In the material below, list every line carrying the string "ylabel".

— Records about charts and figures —
________________

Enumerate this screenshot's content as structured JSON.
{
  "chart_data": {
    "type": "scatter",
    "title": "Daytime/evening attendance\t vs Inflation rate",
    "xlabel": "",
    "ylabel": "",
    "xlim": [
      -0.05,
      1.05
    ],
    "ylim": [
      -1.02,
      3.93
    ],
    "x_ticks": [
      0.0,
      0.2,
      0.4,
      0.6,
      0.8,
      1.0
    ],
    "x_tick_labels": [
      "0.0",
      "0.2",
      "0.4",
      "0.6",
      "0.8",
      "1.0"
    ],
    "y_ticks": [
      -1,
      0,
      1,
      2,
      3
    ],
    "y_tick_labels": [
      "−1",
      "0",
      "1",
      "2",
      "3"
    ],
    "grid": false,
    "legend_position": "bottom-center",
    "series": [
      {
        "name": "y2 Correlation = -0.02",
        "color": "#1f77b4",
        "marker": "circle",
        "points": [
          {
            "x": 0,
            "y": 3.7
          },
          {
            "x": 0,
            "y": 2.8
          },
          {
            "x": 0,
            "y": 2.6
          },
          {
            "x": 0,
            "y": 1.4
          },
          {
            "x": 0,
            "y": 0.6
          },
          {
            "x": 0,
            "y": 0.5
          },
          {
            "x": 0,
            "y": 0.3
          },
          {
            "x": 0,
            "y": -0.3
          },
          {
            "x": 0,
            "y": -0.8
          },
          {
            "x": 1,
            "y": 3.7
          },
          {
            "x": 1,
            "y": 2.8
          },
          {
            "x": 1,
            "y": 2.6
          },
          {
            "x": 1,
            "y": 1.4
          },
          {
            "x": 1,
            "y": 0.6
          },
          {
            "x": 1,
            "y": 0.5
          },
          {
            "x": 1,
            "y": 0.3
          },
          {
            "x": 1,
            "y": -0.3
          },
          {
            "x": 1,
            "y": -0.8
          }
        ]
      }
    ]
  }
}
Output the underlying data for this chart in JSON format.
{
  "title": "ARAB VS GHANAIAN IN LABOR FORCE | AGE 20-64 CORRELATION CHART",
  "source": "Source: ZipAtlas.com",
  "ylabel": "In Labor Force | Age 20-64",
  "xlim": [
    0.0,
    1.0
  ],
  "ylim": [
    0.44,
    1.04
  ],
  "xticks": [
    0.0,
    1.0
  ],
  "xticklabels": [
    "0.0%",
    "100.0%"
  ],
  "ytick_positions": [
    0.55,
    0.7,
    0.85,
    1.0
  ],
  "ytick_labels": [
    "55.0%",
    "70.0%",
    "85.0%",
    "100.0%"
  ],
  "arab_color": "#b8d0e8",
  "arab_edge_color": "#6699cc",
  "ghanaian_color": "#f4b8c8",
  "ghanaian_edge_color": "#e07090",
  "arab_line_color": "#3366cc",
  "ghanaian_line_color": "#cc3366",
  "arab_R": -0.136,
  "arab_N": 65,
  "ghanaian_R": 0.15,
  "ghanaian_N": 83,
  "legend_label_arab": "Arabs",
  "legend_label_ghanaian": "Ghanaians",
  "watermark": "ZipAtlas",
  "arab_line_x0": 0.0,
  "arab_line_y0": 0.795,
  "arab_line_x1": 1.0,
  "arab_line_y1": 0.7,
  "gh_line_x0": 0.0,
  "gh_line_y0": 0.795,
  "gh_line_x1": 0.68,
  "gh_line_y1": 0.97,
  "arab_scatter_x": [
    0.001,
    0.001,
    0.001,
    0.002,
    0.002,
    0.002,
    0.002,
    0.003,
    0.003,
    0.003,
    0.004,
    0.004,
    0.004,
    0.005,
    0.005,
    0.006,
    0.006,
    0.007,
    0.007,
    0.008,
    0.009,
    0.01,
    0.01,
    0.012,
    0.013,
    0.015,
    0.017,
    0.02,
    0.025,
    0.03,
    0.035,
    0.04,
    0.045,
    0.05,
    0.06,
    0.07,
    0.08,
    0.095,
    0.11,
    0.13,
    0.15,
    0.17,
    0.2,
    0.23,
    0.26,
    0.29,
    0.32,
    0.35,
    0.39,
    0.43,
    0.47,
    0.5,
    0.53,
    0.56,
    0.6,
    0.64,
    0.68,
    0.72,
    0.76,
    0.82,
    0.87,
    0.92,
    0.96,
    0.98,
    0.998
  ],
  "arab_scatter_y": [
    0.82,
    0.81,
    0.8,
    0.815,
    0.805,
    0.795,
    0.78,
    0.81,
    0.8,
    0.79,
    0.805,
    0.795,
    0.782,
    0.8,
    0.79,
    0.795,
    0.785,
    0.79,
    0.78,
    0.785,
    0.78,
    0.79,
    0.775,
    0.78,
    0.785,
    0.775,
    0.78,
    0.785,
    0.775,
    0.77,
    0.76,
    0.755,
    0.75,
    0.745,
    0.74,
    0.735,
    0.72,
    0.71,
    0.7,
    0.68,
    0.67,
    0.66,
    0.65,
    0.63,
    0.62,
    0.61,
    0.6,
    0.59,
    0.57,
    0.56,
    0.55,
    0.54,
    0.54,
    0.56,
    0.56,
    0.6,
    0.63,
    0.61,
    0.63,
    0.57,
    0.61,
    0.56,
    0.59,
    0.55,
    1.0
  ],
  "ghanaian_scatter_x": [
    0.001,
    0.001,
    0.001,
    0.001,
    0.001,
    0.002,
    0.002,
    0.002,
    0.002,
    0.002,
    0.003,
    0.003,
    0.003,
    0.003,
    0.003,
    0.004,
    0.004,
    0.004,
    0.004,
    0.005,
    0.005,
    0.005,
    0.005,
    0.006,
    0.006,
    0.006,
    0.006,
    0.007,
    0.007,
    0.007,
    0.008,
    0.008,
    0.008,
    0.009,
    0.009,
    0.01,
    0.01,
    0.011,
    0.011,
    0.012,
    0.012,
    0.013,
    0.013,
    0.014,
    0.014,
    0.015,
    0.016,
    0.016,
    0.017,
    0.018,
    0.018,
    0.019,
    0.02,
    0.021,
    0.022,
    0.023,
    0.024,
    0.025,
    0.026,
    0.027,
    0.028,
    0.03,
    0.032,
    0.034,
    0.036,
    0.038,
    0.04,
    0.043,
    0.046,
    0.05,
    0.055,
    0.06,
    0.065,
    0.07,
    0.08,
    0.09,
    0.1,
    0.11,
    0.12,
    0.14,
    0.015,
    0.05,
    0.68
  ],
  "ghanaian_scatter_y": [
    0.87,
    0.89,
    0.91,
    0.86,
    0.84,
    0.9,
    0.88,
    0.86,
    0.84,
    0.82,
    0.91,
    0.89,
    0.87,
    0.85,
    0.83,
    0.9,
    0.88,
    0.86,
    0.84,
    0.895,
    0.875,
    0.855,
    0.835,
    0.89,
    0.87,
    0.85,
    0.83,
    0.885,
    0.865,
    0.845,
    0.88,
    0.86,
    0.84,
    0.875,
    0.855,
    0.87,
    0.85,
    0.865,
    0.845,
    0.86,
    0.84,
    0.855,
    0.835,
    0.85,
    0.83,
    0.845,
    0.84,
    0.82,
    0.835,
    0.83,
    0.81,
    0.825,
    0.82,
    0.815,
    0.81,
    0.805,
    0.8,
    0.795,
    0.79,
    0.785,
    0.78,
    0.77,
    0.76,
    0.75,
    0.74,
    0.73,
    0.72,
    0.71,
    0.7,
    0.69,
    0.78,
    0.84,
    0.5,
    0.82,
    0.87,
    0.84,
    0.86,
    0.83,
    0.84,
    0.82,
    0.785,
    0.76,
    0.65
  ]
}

________________

— Output for this exercise —
    "ylabel": "",
  "ylabel": "In Labor Force | Age 20-64",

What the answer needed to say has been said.